- Written tasks
**A.** Reproduce word for word the part of the article on the Presbyterian leaders' appeal from "A small group" to "most fundamental convictions.".
**B.** Set down the records line for line and unchanged, from the first line of the records through the line with "bars-group <box>277 50 607 428</box>", including that line.

::: Passage provided

A small group of Presbyterian leaders reached a tipping point after Republican frontrunner Donald Trump proposed a temporary ban on all Muslims entering the United States.
They had been concerned for a while about the political discourse regarding refugees and immigrants — rhetoric they considered to be a direct challenge to Christianity’s most fundamental convictions.
So Erskine Clarke, a professor emeritus of American Religious History at Columbia Theological Seminary in Georgia, reached out to fellow seminary professors and pastors in early December in search of a way to counter the words of candidates who were invoking the Christian faith as rationale for their words and actions. Some in the Triangle were on the receiving end of his inquiry.
What resulted was a seven-paragraph statement, “An Appeal to Christians in the United States,” that was posted online at the Journal for Preachers website and has gotten more than 2,100 signatures.
“We the undersigned are deeply concerned that in the current political climate many politicians and many in the media are calling on Christian voters to abandon our commitment to the Gospel of Jesus Christ and to turn from His call to discipleship,” it states. “We appeal to all of us who are seeking to be faithful followers of Jesus to reject such calls, to reaffirm our Christian commitments, and to seek to be agents of God’s justice and reconciliation in the world.”
The statement discusses their worries about surrendering to a “pervasive fear” and “overweening pride” that they say have become part of the public discourse.
“Because of fear we too easily caricature or condemn those who are different from us,” the appeal states. “Politicians and too many in the media stereotype African Americans, Asian Americans, people from Hispanic background and followers of Islam. If we follow their lead, we slander our neighbors and blaspheme against the one God of all peoples. We resist such stereotypes and pledge to work for laws and practices that honor the dignity of all people.”
David Bartlett, a New Testament scholar with stints at Yale Divinity School and Columbia Theological, wrote the appeal with suggested edits from the initial group of clergy and seminary professors shortly after the mass shootings in San Bernardino, Calif.
Jerry Falwell Jr., president of Liberty University and son of the late religious right leader, had just urged students at the Virginia school to get concealed weapon permits with the following words: “I’ve always thought that if more good people had concealed-carry permits, then we could end those Muslims before they walked in ...and killed them.”
The online appeal questions calls to further arm the public and urges Christians not to follow candidates who the writers contend are “demonizing the refugee and immigrant.”
“If we follow them we will turn from following Jesus who was once a refugee in a foreign land, and we will ignore the rich biblical injunctions to welcome the stranger.”
The appeal eschews calls for building a “wall of geographical security” and pleads for pledges to “work for systems of security that guard human dignity and protect the vulnerable as well as the strong.”
Within a few days of its posting, more than 1,300 signatures were attached to the appeal.
By early evening Thursday, 2,161 names were posted below the appeal. The list includes prominent seminary presidents and scholars, small-town and big-city clergy — some of whom are from Triangle churches. The letter, which has been circulated mostly in religion publications, also has been signed by lay leaders and others from a number of different religious organizations and denominations.

::::::
::: Material provided

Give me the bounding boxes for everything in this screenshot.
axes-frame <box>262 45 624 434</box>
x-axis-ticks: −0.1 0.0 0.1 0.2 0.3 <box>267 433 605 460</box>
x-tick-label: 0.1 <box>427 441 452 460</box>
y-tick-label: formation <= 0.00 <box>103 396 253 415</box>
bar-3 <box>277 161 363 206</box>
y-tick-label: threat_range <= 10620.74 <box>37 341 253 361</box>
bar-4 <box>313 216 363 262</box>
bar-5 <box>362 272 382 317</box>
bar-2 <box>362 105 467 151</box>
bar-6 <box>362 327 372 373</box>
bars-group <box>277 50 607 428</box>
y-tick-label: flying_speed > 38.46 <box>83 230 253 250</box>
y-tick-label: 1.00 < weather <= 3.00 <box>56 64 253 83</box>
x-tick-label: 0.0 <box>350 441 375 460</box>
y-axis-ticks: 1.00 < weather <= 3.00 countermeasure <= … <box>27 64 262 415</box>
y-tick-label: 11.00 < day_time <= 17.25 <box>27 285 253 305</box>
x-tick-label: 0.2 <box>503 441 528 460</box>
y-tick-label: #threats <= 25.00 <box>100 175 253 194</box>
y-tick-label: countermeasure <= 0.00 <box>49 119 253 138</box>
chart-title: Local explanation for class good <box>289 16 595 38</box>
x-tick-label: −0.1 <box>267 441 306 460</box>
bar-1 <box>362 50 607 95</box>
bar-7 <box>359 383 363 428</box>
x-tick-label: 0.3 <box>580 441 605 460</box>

::::::

- Exercise results
**A.**
A small group of Presbyterian leaders reached a tipping point after Republican frontrunner Donald Trump proposed a temporary ban on all Muslims entering the United States.
They had been concerned for a while about the political discourse regarding refugees and immigrants — rhetoric they considered to be a direct challenge to Christianity’s most fundamental convictions.

**B.**
Give me the bounding boxes for everything in this screenshot.
axes-frame <box>262 45 624 434</box>
x-axis-ticks: −0.1 0.0 0.1 0.2 0.3 <box>267 433 605 460</box>
x-tick-label: 0.1 <box>427 441 452 460</box>
y-tick-label: formation <= 0.00 <box>103 396 253 415</box>
bar-3 <box>277 161 363 206</box>
y-tick-label: threat_range <= 10620.74 <box>37 341 253 361</box>
bar-4 <box>313 216 363 262</box>
bar-5 <box>362 272 382 317</box>
bar-2 <box>362 105 467 151</box>
bar-6 <box>362 327 372 373</box>
bars-group <box>277 50 607 428</box>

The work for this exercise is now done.